* Stated goal:
Pull out every line from the listing that has the word "title".

:: Listed records

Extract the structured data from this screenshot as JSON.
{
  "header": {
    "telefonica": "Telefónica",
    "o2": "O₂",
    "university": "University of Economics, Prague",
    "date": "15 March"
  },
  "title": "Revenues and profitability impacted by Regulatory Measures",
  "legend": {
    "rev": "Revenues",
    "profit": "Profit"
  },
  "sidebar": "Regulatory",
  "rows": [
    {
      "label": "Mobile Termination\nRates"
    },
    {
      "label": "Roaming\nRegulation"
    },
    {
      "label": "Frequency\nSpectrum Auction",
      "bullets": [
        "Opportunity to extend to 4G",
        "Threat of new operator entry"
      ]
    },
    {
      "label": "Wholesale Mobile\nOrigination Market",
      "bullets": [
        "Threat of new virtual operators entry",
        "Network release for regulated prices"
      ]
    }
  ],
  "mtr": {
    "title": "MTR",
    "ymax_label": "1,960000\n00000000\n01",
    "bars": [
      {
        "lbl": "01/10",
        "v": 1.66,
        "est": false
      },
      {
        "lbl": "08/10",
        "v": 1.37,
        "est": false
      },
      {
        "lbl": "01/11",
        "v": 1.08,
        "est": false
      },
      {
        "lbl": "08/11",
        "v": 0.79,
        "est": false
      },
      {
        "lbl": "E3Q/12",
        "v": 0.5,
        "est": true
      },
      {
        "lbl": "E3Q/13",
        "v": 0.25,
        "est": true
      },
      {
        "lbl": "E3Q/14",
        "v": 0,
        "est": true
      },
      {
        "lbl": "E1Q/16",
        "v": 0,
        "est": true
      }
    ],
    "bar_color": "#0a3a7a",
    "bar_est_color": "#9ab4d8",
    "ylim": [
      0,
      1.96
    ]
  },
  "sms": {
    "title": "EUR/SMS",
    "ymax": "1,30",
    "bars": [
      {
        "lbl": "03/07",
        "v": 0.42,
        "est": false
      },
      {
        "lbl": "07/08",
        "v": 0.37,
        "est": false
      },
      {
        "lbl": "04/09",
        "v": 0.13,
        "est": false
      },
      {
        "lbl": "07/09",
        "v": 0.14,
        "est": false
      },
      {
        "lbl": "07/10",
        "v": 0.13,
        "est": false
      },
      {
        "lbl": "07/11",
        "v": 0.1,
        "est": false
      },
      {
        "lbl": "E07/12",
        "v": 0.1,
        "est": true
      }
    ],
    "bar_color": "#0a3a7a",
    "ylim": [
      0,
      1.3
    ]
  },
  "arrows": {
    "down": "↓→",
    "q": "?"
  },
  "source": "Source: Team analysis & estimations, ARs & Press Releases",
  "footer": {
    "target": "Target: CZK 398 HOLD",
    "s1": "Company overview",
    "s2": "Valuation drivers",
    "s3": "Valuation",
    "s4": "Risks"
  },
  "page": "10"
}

::::

* Full output:
  "title": "Revenues and profitability impacted by Regulatory Measures",
    "title": "MTR",
    "title": "EUR/SMS",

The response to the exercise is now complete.